Wherever the string "April" occurs in a line of these records, report that line.

_____

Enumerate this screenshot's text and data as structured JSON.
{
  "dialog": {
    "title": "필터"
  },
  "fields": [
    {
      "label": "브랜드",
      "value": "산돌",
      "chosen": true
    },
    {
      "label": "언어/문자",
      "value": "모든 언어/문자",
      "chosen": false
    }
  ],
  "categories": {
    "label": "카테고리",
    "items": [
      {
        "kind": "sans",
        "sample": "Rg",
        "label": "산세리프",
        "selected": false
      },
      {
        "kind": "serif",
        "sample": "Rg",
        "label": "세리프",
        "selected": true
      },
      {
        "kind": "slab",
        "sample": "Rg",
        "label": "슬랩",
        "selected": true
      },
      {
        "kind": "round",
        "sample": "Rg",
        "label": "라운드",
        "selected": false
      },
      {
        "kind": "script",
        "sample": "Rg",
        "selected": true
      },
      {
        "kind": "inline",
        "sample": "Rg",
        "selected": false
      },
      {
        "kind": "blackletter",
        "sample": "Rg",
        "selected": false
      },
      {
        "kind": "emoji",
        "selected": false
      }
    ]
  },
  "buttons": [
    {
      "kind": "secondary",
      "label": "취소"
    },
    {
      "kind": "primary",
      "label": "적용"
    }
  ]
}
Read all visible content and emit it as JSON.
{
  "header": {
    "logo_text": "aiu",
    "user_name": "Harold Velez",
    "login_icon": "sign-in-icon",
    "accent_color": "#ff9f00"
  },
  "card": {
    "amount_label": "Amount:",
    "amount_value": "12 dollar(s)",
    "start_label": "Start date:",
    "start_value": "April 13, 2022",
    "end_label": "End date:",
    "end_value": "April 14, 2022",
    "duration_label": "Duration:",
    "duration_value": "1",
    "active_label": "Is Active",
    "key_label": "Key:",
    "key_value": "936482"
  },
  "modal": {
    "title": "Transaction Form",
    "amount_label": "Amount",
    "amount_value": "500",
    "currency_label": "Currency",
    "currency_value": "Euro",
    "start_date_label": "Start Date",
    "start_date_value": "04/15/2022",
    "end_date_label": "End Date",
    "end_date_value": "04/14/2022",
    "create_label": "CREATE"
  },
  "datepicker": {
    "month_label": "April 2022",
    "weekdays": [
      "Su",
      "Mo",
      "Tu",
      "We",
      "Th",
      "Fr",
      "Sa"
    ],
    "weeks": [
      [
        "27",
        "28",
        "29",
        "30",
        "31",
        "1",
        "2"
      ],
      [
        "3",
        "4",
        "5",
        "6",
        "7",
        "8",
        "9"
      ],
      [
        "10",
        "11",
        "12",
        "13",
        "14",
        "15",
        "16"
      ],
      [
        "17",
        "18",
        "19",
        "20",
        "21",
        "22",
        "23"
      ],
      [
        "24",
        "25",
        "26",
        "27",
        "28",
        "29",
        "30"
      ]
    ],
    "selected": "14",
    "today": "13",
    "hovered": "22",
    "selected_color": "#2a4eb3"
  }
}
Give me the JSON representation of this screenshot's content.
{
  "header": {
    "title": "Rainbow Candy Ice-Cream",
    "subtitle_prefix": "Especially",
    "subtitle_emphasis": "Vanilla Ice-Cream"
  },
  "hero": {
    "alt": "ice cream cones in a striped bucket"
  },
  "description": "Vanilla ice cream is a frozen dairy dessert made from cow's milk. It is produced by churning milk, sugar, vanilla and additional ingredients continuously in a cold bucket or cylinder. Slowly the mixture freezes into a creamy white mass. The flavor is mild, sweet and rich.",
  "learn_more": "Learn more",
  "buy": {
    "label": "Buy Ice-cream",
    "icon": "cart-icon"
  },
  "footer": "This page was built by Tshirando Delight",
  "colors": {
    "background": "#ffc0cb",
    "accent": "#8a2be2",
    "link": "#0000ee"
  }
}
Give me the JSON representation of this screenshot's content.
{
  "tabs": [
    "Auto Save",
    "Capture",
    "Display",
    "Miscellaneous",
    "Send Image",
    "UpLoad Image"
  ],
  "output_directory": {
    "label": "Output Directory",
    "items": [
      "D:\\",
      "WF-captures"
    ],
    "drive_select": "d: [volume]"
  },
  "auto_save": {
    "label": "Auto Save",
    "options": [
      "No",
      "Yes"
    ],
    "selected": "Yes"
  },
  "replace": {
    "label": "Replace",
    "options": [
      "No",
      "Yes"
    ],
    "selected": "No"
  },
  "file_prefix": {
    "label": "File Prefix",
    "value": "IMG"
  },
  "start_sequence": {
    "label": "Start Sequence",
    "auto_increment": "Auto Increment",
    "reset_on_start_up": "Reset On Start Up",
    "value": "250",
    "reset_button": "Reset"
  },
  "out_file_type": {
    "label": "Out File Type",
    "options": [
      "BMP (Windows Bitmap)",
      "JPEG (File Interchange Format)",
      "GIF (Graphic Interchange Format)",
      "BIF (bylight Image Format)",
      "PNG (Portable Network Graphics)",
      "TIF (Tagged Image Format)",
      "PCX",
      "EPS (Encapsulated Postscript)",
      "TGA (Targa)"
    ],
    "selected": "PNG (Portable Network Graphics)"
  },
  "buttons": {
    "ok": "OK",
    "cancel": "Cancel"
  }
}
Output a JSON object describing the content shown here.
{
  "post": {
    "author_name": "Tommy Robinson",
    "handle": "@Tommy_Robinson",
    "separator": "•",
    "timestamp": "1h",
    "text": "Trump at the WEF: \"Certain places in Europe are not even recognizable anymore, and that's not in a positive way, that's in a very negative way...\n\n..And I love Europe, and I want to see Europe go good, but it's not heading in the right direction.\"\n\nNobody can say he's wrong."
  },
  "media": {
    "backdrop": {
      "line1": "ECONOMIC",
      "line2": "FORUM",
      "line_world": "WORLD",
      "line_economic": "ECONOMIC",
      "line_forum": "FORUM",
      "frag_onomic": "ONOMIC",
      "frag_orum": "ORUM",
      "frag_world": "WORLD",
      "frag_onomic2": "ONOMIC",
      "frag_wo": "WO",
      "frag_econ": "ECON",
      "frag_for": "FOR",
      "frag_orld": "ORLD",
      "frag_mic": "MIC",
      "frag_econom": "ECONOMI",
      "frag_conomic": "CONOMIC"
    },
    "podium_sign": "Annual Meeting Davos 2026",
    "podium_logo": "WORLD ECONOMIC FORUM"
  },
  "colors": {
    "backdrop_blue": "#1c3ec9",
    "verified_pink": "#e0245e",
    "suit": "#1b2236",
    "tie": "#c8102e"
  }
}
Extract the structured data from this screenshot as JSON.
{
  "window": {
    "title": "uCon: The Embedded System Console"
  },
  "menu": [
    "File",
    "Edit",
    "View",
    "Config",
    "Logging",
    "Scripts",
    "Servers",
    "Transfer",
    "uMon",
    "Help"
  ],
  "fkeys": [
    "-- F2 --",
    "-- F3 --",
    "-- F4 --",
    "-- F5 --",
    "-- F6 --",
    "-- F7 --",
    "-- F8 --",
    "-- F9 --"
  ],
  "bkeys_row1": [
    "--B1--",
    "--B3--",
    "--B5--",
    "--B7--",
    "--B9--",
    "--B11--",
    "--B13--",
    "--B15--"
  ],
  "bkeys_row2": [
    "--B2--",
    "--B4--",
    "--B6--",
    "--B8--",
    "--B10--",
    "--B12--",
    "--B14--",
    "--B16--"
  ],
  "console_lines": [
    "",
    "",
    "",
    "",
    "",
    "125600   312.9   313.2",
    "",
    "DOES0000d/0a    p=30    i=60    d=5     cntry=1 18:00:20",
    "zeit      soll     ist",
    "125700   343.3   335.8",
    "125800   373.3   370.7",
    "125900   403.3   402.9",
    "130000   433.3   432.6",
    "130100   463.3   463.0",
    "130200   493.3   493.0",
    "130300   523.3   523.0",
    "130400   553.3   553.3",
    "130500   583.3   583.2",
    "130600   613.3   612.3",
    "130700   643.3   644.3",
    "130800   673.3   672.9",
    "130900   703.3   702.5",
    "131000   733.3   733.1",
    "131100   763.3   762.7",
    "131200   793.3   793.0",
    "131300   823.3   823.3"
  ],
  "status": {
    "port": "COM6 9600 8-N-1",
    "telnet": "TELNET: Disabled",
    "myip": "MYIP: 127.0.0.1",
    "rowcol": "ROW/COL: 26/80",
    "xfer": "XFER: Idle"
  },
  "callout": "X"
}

_____

**Solved exercise:**
    "start_value": "April 13, 2022",
    "end_value": "April 14, 2022",
    "month_label": "April 2022",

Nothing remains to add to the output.